**Information shown:**
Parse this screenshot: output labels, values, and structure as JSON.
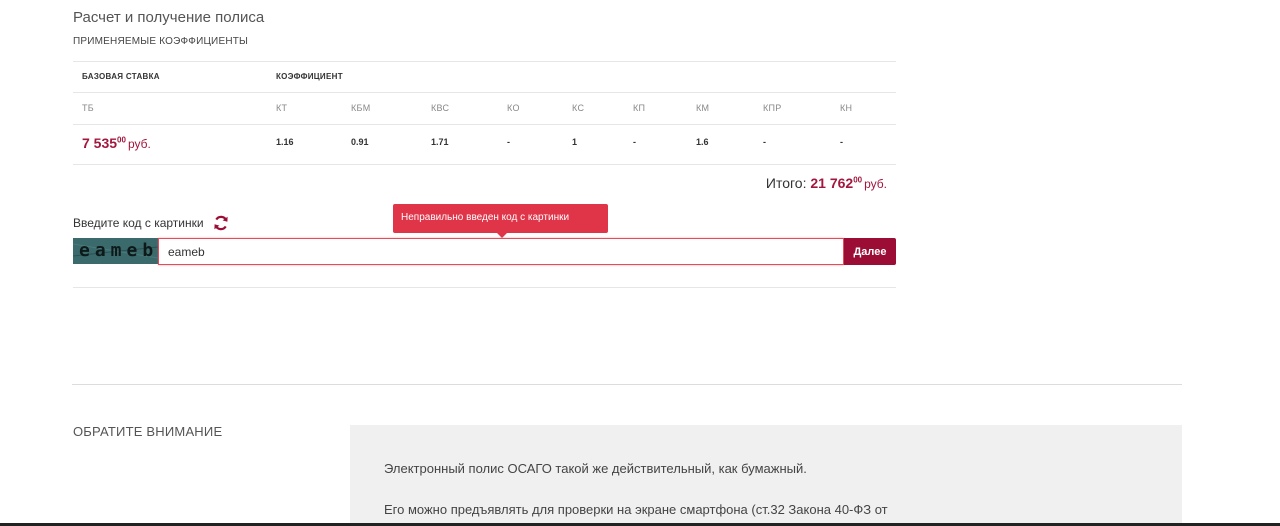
{
  "header": {
    "title": "Расчет и получение полиса",
    "subtitle": "ПРИМЕНЯЕМЫЕ КОЭФФИЦИЕНТЫ"
  },
  "table": {
    "base_rate_header": "БАЗОВАЯ СТАВКА",
    "coef_header": "КОЭФФИЦИЕНТ",
    "columns": [
      "ТБ",
      "КТ",
      "КБМ",
      "КВС",
      "КО",
      "КС",
      "КП",
      "КМ",
      "КПР",
      "КН"
    ],
    "base_rate": {
      "amount": "7 535",
      "kopecks": "00",
      "currency": "руб."
    },
    "values": [
      "1.16",
      "0.91",
      "1.71",
      "-",
      "1",
      "-",
      "1.6",
      "-",
      "-"
    ]
  },
  "total": {
    "label": "Итого:",
    "amount": "21 762",
    "kopecks": "00",
    "currency": "руб."
  },
  "captcha": {
    "label": "Введите код с картинки",
    "image_text": "eameb",
    "input_value": "eameb",
    "error_message": "Неправильно введен код с картинки",
    "submit_label": "Далее"
  },
  "notice": {
    "heading": "ОБРАТИТЕ ВНИМАНИЕ",
    "line1": "Электронный полис ОСАГО такой же действительный, как бумажный.",
    "line2": "Его можно предъявлять для проверки на экране смартфона (ст.32 Закона 40-ФЗ от"
  },
  "colors": {
    "accent": "#9b0d35",
    "price": "#a3173e",
    "error": "#e03448"
  }
}
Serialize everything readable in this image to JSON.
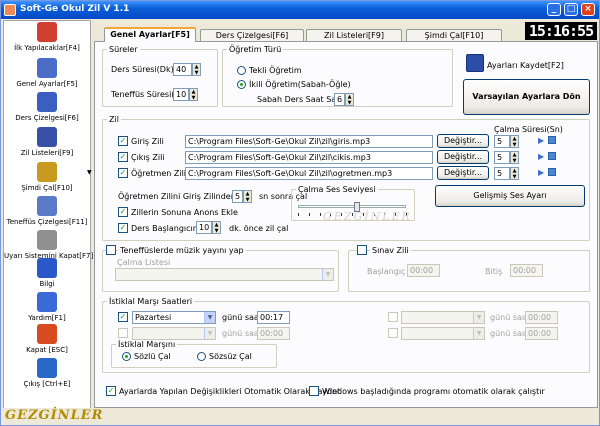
{
  "window": {
    "title": "Soft-Ge Okul Zil V 1.1"
  },
  "clock": "15:16:55",
  "sidebar": {
    "items": [
      {
        "label": "İlk Yapılacaklar[F4]",
        "icon": "checklist-icon",
        "color": "#d04030"
      },
      {
        "label": "Genel Ayarlar[F5]",
        "icon": "tools-icon",
        "color": "#4a6ec8"
      },
      {
        "label": "Ders Çizelgesi[F6]",
        "icon": "calendar-icon",
        "color": "#3a5fc0"
      },
      {
        "label": "Zil Listeleri[F9]",
        "icon": "notebook-icon",
        "color": "#3850a8"
      },
      {
        "label": "Şimdi Çal[F10]",
        "icon": "bell-icon",
        "color": "#c89a20"
      },
      {
        "label": "Teneffüs Çizelgesi[F11]",
        "icon": "schedule-icon",
        "color": "#5a7ac8"
      },
      {
        "label": "Uyarı Sistemini Kapat[F7]",
        "icon": "clock-icon",
        "color": "#909090"
      },
      {
        "label": "Bilgi",
        "icon": "info-icon",
        "color": "#2a58c8"
      },
      {
        "label": "Yardım[F1]",
        "icon": "help-icon",
        "color": "#3a6ad8"
      },
      {
        "label": "Kapat [ESC]",
        "icon": "power-icon",
        "color": "#d84a20"
      },
      {
        "label": "Çıkış [Ctrl+E]",
        "icon": "exit-icon",
        "color": "#2a68c8"
      }
    ]
  },
  "tabs": [
    "Genel Ayarlar[F5]",
    "Ders Çizelgesi[F6]",
    "Zil Listeleri[F9]",
    "Şimdi Çal[F10]"
  ],
  "sureler": {
    "legend": "Süreler",
    "ders_label": "Ders Süresi(Dk)",
    "ders_value": "40",
    "teneffus_label": "Teneffüs Süresi(Dk)",
    "teneffus_value": "10"
  },
  "ogretim": {
    "legend": "Öğretim Türü",
    "tekli": "Tekli Öğretim",
    "ikili": "İkili Öğretim(Sabah-Öğle)",
    "sabah_label": "Sabah Ders Saat Sayısı",
    "sabah_value": "6"
  },
  "buttons": {
    "save": "Ayarları Kaydet[F2]",
    "defaults": "Varsayılan Ayarlara Dön",
    "change": "Değiştir...",
    "advanced_sound": "Gelişmiş Ses Ayarı"
  },
  "zil": {
    "legend": "Zil",
    "calma_suresi_header": "Çalma Süresi(Sn)",
    "rows": [
      {
        "label": "Giriş Zili",
        "path": "C:\\Program Files\\Soft-Ge\\Okul Zil\\zil\\giris.mp3",
        "seconds": "5"
      },
      {
        "label": "Çıkış Zili",
        "path": "C:\\Program Files\\Soft-Ge\\Okul Zil\\zil\\cikis.mp3",
        "seconds": "5"
      },
      {
        "label": "Öğretmen Zili",
        "path": "C:\\Program Files\\Soft-Ge\\Okul Zil\\zil\\ogretmen.mp3",
        "seconds": "5"
      }
    ],
    "ogretmen_prefix": "Öğretmen Zilini Giriş Zilinden",
    "ogretmen_value": "5",
    "ogretmen_suffix": "sn sonra çal",
    "anons": "Zillerin Sonuna Anons Ekle",
    "ders_bas_label": "Ders Başlangıcından",
    "ders_bas_value": "10",
    "ders_bas_suffix": "dk. önce zil çal",
    "volume_label": "Çalma Ses Seviyesi",
    "volume_level": 0.55
  },
  "teneffus_muzik": {
    "label": "Teneffüslerde müzik yayını yap",
    "list_label": "Çalma Listesi"
  },
  "sinav": {
    "label": "Sınav Zili",
    "start_label": "Başlangıç",
    "start_value": "00:00",
    "end_label": "Bitiş",
    "end_value": "00:00"
  },
  "istiklal": {
    "legend": "İstiklal Marşı Saatleri",
    "day": "Pazartesi",
    "gunu_saat": "günü saat",
    "time1": "00:17",
    "time_empty": "00:00",
    "marsi_legend": "İstiklal Marşını",
    "sozlu": "Sözlü Çal",
    "sozsuz": "Sözsüz Çal"
  },
  "footer": {
    "auto_save": "Ayarlarda Yapılan Değişiklikleri Otomatik Olarak Kaydet",
    "auto_start": "Windows başladığında programı otomatik olarak çalıştır"
  },
  "watermark": "GEZGİNLER"
}
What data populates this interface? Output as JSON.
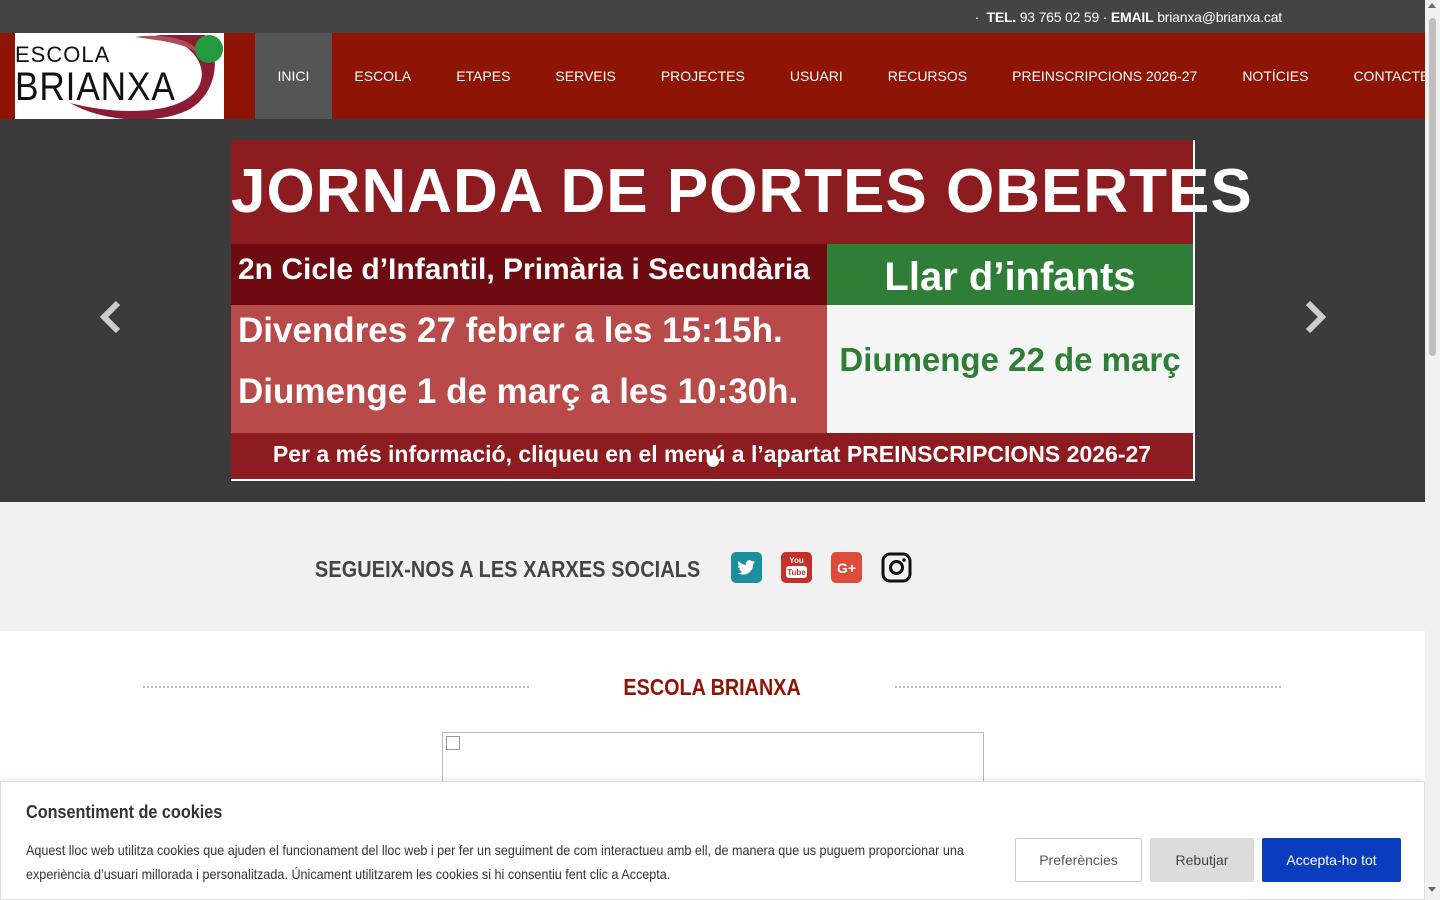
{
  "topbar": {
    "tel_label": "TEL.",
    "tel_value": "93 765 02 59",
    "email_label": "EMAIL",
    "email_value": "brianxa@brianxa.cat"
  },
  "logo": {
    "line1": "ESCOLA",
    "line2": "BRIANXA"
  },
  "nav": {
    "items": [
      {
        "label": "INICI",
        "active": true
      },
      {
        "label": "ESCOLA"
      },
      {
        "label": "ETAPES"
      },
      {
        "label": "SERVEIS"
      },
      {
        "label": "PROJECTES"
      },
      {
        "label": "USUARI"
      },
      {
        "label": "RECURSOS"
      },
      {
        "label": "PREINSCRIPCIONS 2026-27"
      },
      {
        "label": "NOTÍCIES"
      },
      {
        "label": "CONTACTE"
      }
    ]
  },
  "banner": {
    "title": "JORNADA DE PORTES OBERTES",
    "subtitle": "2n Cicle d’Infantil, Primària i Secundària",
    "llar": "Llar d’infants",
    "date1": "Divendres 27 febrer a les 15:15h.",
    "date2": "Diumenge 1 de març a les 10:30h.",
    "llar_date": "Diumenge 22 de març",
    "info": "Per a més informació, cliqueu en el menú a l’apartat PREINSCRIPCIONS 2026-27"
  },
  "social": {
    "title": "SEGUEIX-NOS A LES XARXES SOCIALS",
    "youtube_text": "You Tube",
    "googleplus_text": "G+"
  },
  "section": {
    "title": "ESCOLA BRIANXA"
  },
  "cookie": {
    "title": "Consentiment de cookies",
    "text": "Aquest lloc web utilitza cookies que ajuden el funcionament del lloc web i per fer un seguiment de com interactueu amb ell, de manera que us puguem proporcionar una experiència d’usuari millorada i personalitzada. Únicament utilitzarem les cookies si hi consentiu fent clic a Accepta.",
    "preferences": "Preferències",
    "reject": "Rebutjar",
    "accept": "Accepta-ho tot"
  },
  "colors": {
    "brand_red": "#8e1406",
    "banner_red": "#8d1c20",
    "banner_green": "#2f7e37",
    "accept_blue": "#0a3dbd"
  }
}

**Challenge:** Find the word "ESCOLA" in the entries above and gather every line that holds it.

**Finished task:**
    "line1": "ESCOLA",
        "label": "ESCOLA"
    "title": "ESCOLA BRIANXA"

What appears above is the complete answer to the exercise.